Source passage →
-- START --

Exploring the Basics Series

Exploring the Basics: Strip Star

ETB Strip Star Block Badge

 

The Strip Star is a relatively new quilt block (ie you won't find it in 150 year old quilts - usually!).  What makes it fun - I think - are the design possibilities that come from simple changes.  

Let's look at the block first and break it down.

Strip Star

The traditional Strip Star block is square.  At first glance, because it is square, strip piecing usually comes to mind - and you COULD strip piece it.  But let's look at the individual units of the block before you break out the strip sets!

Strip Star Block

Ah, so when we start to pull the block apart into units, a few elements come to light.  First, you may notice that the block is made up of FOUR rectangles and a single center square.  Second, when you start to look at construction of the block, you'll see that it uses a partial seam method for assembly.  

Now, don't run screaming out of your sewing room - the partial seam construction is actually very easy!  I've explored partial seam blocks in the past, and you can find an easy little tutorial here.  Oh - and I'll be doing another tutorial with some fun new Benartex fabrics on Thursday, so come check that tutorial out as well!

Ok - so rectangular units made up of angled strips and a center square, all put together using partial seam assembly - got it.  So why not strip piece?  Well, take a look at the angle of the strips - that would make using a straight strip set a bit challenging.  

Great....sigh.  So what other options do you have?  You could use a stitch and flip method, which is pretty easy and relaxed.  I explore the stitch and flip method in a post last year.  You can find it here.  No, I didn't address this block specifically, but the post will give you a general idea of the method if you are unfamiliar with it!

-- END --

Data shown →
-- START --

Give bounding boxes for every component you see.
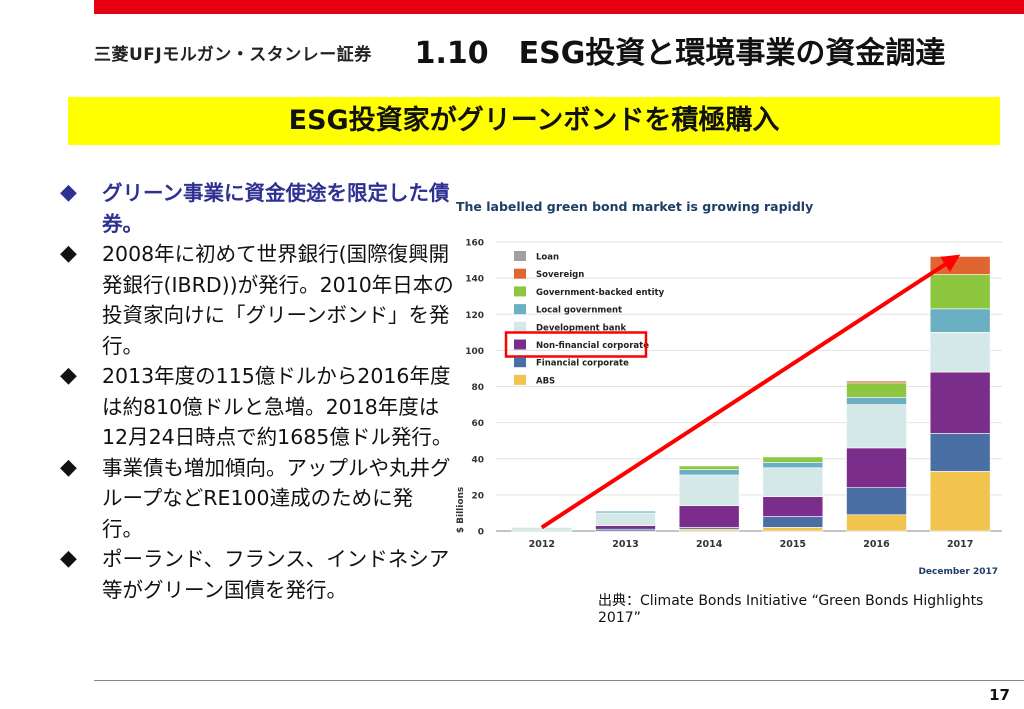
legend-label: ABS (536, 376, 555, 386)
diamond-bullet-icon: ◆ (60, 180, 77, 205)
diamond-bullet-icon: ◆ (60, 241, 77, 266)
y-axis-label: $ Billions (456, 487, 466, 534)
legend-label: Sovereign (536, 270, 584, 280)
growth-arrow-head (940, 254, 961, 273)
bullet-item: ◆ 事業債も増加傾向。アップルや丸井グループなどRE100達成のために発行。 (58, 453, 454, 545)
top-red-bar (94, 0, 1024, 14)
page-number: 17 (989, 686, 1010, 704)
bar-segment (846, 447, 907, 488)
bullet-text: ポーランド、フランス、インドネシア等がグリーン国債を発行。 (102, 547, 450, 602)
legend-swatch (514, 339, 526, 350)
chart-svg: The labelled green bond market is growin… (456, 199, 1002, 577)
bar-segment (511, 527, 573, 532)
chart-footnote: December 2017 (918, 567, 998, 577)
legend-label: Development bank (536, 323, 627, 333)
diamond-bullet-icon: ◆ (60, 546, 77, 571)
bullet-item: ◆ グリーン事業に資金使途を限定した債券。 (58, 178, 454, 239)
y-tick-label: 140 (465, 275, 484, 285)
bullet-text: 2008年に初めて世界銀行(国際復興開発銀行(IBRD))が発行。2010年日本… (102, 242, 454, 358)
y-tick-label: 40 (471, 455, 484, 465)
x-tick-label: 2013 (612, 539, 638, 550)
legend-highlight-box (504, 331, 648, 358)
headline-banner: ESG投資家がグリーンボンドを積極購入 (68, 97, 1000, 145)
bar-segment (678, 469, 740, 476)
green-bond-chart: The labelled green bond market is growin… (450, 190, 1010, 585)
bar-segment (595, 525, 656, 530)
bar-segment (762, 467, 824, 497)
bar-segment (762, 462, 824, 469)
bullet-item: ◆ ポーランド、フランス、インドネシア等がグリーン国債を発行。 (58, 544, 454, 605)
bar-segment (678, 474, 740, 507)
bullet-item: ◆ 2008年に初めて世界銀行(国際復興開発銀行(IBRD))が発行。2010年… (58, 239, 454, 361)
y-tick-label: 100 (465, 347, 484, 357)
bar-segment (678, 465, 740, 470)
bar-segment (762, 516, 824, 528)
legend-label: Local government (536, 306, 622, 316)
bullet-text: 2013年度の115億ドルから2016年度は約810億ドルと急増。2018年度は… (102, 364, 453, 449)
bar-segment (762, 527, 824, 532)
x-tick-label: 2014 (696, 539, 723, 550)
bar-segment (846, 404, 907, 449)
bar-segment (929, 371, 991, 434)
legend-label: Loan (536, 253, 559, 263)
source-citation: 出典：Climate Bonds Initiative “Green Bonds… (598, 593, 984, 626)
x-tick-label: 2016 (863, 539, 890, 550)
bar-segment (678, 505, 740, 528)
bar-segment (762, 456, 824, 463)
bar-segment (846, 487, 907, 516)
y-tick-label: 120 (465, 311, 484, 321)
page-title: 1.10 ESG投資と環境事業の資金調達 (414, 36, 946, 71)
legend-swatch (514, 251, 526, 261)
bar-segment (929, 471, 991, 532)
bar-segment (846, 397, 907, 405)
bar-segment (595, 512, 656, 526)
bar-segment (929, 332, 991, 373)
bar-segment (846, 380, 907, 384)
bar-segment (846, 514, 907, 532)
bar-segment (929, 308, 991, 333)
bullet-list: ◆ グリーン事業に資金使途を限定した債券。 ◆ 2008年に初めて世界銀行(国際… (58, 178, 454, 605)
bar-segment (929, 433, 991, 472)
y-tick-label: 60 (471, 419, 484, 429)
legend-swatch (514, 321, 526, 332)
x-tick-label: 2015 (780, 539, 806, 550)
legend-swatch (514, 374, 526, 385)
x-tick-label: 2017 (947, 539, 973, 550)
chart-title: The labelled green bond market is growin… (456, 199, 813, 214)
footer-divider (94, 680, 1024, 681)
x-tick-label: 2012 (529, 539, 555, 550)
legend-swatch (514, 304, 526, 315)
diamond-bullet-icon: ◆ (60, 454, 77, 480)
bar-segment (595, 510, 656, 514)
bar-segment (762, 496, 824, 517)
legend-label: Non-financial corporate (536, 341, 649, 351)
bullet-text: 事業債も増加傾向。アップルや丸井グループなどRE100達成のために発行。 (102, 455, 451, 541)
diamond-bullet-icon: ◆ (60, 363, 77, 388)
growth-arrow-line (540, 262, 947, 530)
y-tick-label: 20 (471, 491, 484, 501)
company-logo: 三菱UFJモルガン・スタンレー証券 (94, 45, 372, 65)
y-tick-label: 0 (478, 528, 484, 538)
legend-swatch (514, 357, 526, 368)
legend-label: Financial corporate (536, 359, 629, 369)
legend-swatch (514, 268, 526, 279)
legend-label: Government-backed entity (536, 288, 665, 298)
y-tick-label: 80 (471, 383, 484, 393)
legend-swatch (514, 286, 526, 297)
bar-segment (929, 274, 991, 310)
y-tick-label: 160 (465, 239, 484, 249)
bullet-text: グリーン事業に資金使途を限定した債券。 (102, 181, 450, 236)
bar-segment (929, 256, 991, 275)
bullet-item: ◆ 2013年度の115億ドルから2016年度は約810億ドルと急増。2018年… (58, 361, 454, 453)
bar-segment (846, 382, 907, 398)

-- END --

Write the next part of the article on the Strip Star quilt block, starting right after its last sentence.

Output of the task →
Well, gee - stitch and flip doesn't look like it's always accurate - so.....any other options?

I'm so glad you asked!  There is my FAVORITE method for accuracy - paper piecing!  Nothing beats paper piecing for accuracy!  And yes, I've explored paper piecing as well.  You can find my blog post on paper piecing here!

But if you need just a bit more - here are two of my YouTube videos where I give some basic paper piecing starter tips!

 

                                                   

                                                   

                                                   

Feeling a bit better about paper piecing the block?  Great!  Guess what?!  As a special thank you for visiting this blog post, here is a pdf of the paper piecing pattern for the Strip Star block.  Just click: Download Strip Star Easy Foundation Pattern!  Give it a try!  Please share your Strip Star block with me by posting a picture on my Facebook page!

This month as part of the Imagination Renovation Monthly Block Challenge, I explored the Strip Star block for myself (in fact, several designers did and you can find our exploration pics on our Instagram feeds.  Just search #stripstarblockchallenge for some inspo!).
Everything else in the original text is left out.